These days, it is fairly common for a company to outsource customer-facing services or allow another organization to handle data processing and even security monitoring and management. Outsourcing allows companies to provide a wider range of services, reduce cost and focus on other tasks that will strengthen the business.
Fortunately, enterprises can curtail partner or service provider security issues by taking a methodical approach to assessing and managing the risks. That means coming to terms with the risks and the costs of creating and maintaining these partnerships. One such approach is a partner management program based on the ISO 17799 standard.
A standards-based methodology
By definition, ISO 17799 is a "code of practice for security information management." In other words, it is a laundry list of best security practices that apply to a broad range of business environments. The standard covers areas including risk assessment, security policy, governance, access control, information classification, operations management and business continuity.
A partner management program based on the ISO standard consists of three phases:
- Inherent risk assessment – A review of how much damage could be done to a partner if information or services were compromised and there were no security controls. In other words, how bad would it be if the partner was compromised? A partner, for example, may hold critical and sensitive customer information, like credit card numbers or social security numbers. If such data is compromised, a company's reputation could be ruined. That would constitute a critical inherent risk and call for a deeper evaluation.
- Partner practice assessment – An examination of the partner to a depth commensurate with the inherent risk. For critical partnerships that demand an in-depth review, many organizations use ISO 17799. The assessment consists of a walk-through of the standard, where the partner's practices are compared to those described in ISO 17799's 133 subsections. Each of ISO 17799's major areas (including risk assessment, security policy, access control, communications and operations, physical security, and business continuity) has subsections which review best management practices.
When addressing communications and operations management, for example, the assessment walks through the administrative practices for the service provider's production environment, covering the distribution of responsibilities, the documentation of procedures, and critical control components like change control and patch management. While such an evaluation may sound straightforward, each one of the sections requires managers to carefully consider how the standard should be applied to their given business, organizational, and technical contexts. A reasonable practice for a small company where every employee knows each other, for example, may be less acceptable in large multinational organizations, and decisions must be made accordingly.

▶ _What the task requires_:
Print the passage from the ISO 17799 article above, beginning at the words "- Partner practice" and stopping after "best management practices.".

▶ _Dataset records_:
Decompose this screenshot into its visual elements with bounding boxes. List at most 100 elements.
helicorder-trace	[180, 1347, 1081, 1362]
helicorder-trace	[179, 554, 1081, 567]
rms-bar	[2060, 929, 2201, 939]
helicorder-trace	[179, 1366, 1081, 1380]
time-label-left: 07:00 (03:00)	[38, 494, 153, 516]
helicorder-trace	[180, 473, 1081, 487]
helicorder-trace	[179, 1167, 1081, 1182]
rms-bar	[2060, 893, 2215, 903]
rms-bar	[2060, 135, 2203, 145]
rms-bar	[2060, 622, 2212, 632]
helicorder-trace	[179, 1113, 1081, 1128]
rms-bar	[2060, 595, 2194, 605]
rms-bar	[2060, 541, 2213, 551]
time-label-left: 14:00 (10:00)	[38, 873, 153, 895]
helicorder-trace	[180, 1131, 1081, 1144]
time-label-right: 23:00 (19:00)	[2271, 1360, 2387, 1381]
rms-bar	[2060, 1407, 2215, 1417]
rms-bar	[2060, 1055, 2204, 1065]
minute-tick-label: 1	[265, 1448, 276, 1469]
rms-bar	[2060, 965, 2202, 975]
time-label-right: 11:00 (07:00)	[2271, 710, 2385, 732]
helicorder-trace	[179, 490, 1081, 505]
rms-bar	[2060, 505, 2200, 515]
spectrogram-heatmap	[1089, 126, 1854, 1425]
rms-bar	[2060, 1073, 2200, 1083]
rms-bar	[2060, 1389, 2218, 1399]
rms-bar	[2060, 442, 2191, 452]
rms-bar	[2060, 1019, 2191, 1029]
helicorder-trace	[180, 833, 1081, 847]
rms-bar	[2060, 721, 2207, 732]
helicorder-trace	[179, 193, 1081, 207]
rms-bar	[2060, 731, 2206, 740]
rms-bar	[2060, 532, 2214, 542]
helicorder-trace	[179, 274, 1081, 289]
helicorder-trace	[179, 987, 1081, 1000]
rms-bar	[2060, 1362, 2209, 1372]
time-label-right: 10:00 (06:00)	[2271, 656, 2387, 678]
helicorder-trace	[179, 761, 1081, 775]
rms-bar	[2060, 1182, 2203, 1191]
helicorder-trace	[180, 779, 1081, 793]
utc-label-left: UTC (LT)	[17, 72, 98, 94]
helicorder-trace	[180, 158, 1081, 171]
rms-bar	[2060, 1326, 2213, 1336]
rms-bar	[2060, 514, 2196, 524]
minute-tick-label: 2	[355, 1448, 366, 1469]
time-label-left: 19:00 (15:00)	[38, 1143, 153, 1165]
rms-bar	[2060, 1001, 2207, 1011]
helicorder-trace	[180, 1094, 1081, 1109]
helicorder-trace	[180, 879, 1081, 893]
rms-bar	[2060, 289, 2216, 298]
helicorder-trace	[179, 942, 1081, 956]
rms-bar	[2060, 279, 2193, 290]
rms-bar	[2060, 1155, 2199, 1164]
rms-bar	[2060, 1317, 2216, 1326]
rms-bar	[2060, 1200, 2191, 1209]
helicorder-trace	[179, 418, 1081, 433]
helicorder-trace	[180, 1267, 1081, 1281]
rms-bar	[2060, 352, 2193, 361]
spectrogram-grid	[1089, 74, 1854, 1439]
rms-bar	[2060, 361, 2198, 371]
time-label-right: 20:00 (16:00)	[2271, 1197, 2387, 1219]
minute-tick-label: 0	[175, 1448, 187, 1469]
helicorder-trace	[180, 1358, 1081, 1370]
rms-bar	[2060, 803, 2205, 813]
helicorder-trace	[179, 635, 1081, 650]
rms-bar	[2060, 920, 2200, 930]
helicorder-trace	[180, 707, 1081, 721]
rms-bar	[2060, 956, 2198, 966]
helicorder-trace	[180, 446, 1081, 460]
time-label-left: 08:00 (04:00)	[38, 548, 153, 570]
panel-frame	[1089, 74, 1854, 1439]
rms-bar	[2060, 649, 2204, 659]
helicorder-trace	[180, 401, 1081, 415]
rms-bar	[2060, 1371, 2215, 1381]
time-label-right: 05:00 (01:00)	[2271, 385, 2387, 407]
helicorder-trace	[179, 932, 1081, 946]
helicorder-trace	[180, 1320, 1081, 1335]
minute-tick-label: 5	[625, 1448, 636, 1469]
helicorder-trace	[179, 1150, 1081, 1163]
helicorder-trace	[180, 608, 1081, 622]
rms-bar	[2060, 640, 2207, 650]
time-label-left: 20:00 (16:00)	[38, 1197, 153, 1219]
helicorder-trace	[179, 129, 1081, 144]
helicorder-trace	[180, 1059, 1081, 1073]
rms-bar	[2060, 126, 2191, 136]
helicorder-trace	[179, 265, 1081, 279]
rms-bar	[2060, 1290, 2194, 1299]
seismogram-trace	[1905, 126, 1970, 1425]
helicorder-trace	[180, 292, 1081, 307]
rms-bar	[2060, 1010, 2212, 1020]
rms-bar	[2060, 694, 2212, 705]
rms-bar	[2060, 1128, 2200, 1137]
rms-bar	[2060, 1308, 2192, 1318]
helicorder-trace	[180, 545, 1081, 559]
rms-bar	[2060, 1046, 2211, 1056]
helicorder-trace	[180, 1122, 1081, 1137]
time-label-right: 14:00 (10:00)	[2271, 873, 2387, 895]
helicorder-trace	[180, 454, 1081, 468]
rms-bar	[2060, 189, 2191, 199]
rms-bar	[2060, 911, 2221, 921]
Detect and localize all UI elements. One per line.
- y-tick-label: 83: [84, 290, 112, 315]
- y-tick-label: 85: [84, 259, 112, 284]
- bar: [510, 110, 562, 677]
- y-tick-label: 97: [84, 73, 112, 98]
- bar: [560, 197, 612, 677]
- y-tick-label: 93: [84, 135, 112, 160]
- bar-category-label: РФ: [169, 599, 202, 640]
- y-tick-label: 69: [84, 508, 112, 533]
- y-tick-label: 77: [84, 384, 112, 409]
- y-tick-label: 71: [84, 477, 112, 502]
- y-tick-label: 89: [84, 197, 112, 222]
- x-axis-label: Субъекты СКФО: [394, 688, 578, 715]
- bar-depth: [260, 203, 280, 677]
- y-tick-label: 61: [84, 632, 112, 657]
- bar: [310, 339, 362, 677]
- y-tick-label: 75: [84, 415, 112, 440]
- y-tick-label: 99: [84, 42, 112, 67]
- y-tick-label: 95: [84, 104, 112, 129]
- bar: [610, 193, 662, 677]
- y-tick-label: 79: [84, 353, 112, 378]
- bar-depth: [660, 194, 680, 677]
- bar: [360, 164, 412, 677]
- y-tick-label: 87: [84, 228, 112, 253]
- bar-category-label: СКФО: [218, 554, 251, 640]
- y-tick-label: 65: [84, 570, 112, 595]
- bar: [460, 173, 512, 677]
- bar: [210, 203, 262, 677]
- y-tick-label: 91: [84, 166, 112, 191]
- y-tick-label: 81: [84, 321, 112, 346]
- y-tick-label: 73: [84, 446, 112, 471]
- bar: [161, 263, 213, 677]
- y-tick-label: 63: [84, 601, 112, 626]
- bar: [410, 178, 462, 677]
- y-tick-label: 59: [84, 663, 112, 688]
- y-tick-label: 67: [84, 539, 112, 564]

▶ _Task answer_:
- Partner practice assessment – An examination of the partner to a depth commensurate with the inherent risk. For critical partnerships that demand an in-depth review, many organizations use ISO 17799. The assessment consists of a walk-through of the standard, where the partner's practices are compared to those described in ISO 17799's 133 subsections. Each of ISO 17799's major areas (including risk assessment, security policy, access control, communications and operations, physical security, and business continuity) has subsections which review best management practices.